[Data items]
▬▬▬▬▬▬▬▬▬▬

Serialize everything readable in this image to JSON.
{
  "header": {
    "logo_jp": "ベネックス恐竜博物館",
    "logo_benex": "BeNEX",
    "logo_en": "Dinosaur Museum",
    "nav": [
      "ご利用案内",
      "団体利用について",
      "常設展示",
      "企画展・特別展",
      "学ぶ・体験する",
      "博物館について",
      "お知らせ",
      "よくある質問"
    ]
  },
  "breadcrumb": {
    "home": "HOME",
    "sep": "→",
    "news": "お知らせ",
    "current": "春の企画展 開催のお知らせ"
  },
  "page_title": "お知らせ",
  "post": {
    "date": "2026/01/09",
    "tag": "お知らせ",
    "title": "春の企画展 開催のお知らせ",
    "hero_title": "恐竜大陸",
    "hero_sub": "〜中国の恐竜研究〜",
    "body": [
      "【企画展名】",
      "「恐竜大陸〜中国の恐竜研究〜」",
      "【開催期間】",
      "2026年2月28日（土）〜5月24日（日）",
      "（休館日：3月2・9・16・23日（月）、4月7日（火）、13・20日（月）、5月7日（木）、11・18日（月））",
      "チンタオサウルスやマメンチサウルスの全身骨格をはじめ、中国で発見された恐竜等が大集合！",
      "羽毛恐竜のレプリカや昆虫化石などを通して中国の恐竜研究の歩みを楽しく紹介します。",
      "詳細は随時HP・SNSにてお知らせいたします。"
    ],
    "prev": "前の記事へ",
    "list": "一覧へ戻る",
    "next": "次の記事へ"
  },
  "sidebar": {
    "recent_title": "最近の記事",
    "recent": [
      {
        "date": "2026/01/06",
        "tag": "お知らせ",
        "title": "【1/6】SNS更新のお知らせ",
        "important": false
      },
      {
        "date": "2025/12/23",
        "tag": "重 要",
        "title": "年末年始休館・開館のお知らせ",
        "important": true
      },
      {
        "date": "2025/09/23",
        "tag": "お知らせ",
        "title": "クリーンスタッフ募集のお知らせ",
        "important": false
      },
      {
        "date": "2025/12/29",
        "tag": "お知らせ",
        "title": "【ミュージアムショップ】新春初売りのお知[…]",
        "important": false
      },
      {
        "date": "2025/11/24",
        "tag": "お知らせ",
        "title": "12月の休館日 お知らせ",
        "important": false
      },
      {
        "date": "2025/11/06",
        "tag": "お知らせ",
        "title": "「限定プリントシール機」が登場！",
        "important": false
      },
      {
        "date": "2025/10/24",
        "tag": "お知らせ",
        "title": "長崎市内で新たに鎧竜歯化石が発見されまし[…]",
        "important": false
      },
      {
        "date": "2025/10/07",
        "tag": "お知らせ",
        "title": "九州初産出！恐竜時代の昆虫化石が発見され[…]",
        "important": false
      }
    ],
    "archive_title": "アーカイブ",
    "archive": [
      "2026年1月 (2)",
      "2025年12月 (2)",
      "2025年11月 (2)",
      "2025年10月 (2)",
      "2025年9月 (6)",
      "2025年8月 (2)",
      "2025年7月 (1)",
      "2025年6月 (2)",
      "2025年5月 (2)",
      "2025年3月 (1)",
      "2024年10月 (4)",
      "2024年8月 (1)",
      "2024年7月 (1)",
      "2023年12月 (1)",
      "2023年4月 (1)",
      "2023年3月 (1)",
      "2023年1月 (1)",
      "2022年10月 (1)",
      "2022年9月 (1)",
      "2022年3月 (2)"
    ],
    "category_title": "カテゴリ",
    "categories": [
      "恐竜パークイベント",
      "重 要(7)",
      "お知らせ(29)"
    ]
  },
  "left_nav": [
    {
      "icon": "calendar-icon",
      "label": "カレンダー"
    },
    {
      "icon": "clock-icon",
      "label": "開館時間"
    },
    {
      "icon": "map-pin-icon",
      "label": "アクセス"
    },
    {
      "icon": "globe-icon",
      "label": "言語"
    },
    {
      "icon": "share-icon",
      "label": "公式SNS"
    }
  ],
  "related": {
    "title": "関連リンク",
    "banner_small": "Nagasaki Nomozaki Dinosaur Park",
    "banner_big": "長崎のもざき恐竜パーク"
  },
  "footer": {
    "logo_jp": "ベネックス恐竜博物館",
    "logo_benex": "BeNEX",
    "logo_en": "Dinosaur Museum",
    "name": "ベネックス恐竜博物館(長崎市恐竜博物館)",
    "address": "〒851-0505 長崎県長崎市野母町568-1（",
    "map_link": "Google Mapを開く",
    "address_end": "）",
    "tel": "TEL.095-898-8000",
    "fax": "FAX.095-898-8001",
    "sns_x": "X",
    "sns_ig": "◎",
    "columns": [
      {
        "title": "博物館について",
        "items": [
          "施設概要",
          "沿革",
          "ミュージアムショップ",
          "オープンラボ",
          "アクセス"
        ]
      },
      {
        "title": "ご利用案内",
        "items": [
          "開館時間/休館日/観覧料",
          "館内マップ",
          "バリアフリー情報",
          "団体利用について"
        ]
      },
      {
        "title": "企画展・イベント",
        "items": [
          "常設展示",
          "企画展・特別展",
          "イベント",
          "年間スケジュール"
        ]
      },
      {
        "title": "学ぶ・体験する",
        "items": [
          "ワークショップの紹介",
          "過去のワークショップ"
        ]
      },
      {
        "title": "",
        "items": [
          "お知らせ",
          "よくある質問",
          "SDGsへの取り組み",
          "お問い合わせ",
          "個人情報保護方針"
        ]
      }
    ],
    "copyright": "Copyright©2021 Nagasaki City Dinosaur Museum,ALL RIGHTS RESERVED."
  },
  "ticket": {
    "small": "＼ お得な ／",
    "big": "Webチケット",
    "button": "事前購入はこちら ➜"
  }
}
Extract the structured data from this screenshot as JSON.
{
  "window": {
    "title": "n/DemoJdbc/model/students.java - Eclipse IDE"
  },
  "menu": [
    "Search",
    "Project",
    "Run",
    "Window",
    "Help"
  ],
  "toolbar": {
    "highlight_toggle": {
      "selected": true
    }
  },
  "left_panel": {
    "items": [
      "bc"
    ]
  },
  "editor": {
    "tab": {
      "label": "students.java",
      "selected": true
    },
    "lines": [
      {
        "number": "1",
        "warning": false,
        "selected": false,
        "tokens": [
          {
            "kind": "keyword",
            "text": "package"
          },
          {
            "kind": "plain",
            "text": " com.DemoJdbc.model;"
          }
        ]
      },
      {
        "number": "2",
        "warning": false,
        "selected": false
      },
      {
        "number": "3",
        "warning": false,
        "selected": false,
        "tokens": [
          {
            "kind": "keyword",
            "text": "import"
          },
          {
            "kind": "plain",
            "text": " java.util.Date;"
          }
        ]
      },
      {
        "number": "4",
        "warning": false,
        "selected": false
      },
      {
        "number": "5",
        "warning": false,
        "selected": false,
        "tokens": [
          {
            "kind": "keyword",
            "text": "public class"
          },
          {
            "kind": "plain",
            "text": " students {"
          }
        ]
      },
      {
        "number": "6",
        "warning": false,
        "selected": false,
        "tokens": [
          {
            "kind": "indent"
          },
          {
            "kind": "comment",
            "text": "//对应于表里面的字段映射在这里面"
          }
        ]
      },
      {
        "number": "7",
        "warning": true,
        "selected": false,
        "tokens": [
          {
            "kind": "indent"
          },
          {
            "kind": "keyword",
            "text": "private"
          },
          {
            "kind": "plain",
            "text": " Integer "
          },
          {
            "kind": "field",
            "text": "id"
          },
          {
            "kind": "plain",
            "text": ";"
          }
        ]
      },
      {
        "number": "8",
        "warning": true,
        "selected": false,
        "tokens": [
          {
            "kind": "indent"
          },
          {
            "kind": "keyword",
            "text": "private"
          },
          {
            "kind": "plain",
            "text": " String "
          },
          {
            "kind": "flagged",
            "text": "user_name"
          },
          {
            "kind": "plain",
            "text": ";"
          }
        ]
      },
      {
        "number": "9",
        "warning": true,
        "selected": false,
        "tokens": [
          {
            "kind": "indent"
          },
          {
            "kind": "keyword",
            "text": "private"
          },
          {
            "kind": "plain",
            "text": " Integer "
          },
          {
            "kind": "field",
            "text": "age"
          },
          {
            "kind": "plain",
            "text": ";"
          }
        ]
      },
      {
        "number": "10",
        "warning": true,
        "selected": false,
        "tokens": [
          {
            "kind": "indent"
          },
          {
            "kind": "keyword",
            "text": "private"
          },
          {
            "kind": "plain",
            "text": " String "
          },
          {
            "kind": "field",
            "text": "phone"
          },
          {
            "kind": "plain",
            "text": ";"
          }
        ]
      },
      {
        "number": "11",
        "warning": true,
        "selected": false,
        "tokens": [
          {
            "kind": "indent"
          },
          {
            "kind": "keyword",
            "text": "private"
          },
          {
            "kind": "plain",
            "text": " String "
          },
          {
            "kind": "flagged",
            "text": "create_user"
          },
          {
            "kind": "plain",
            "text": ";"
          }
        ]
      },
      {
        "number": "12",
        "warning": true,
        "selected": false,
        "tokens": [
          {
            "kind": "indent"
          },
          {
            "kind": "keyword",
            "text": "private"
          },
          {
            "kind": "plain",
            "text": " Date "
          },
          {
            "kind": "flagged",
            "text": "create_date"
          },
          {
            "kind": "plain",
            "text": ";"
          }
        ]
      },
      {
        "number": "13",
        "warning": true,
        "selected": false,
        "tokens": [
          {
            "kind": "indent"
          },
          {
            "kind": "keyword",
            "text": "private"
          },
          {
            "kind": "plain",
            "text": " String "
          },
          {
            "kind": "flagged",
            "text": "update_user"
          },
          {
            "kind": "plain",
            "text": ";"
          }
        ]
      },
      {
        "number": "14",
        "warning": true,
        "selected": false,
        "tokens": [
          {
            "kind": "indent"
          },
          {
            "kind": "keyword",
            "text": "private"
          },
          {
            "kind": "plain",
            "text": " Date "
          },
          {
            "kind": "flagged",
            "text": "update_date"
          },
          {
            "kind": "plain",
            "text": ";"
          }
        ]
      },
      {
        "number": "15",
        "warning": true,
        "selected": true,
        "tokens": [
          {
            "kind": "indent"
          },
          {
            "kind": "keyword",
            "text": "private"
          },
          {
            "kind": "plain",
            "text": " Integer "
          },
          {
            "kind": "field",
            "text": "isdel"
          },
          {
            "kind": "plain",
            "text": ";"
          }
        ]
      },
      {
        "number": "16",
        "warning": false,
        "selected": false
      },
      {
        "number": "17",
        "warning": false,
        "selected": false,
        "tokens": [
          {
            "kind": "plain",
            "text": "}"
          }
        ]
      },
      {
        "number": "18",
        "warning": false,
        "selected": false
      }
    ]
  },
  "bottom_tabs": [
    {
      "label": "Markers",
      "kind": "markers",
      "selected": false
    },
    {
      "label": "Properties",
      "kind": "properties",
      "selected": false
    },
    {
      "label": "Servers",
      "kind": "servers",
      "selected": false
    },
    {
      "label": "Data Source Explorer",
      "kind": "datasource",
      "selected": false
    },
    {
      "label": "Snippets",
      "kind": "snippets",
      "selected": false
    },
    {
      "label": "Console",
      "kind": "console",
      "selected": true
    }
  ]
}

▬▬▬▬▬▬▬▬▬▬

Goal:
Write out every line of the listing that holds the word "java".

Exercise solution:
    "title": "n/DemoJdbc/model/students.java - Eclipse IDE"
      "label": "students.java",
            "text": " java.util.Date;"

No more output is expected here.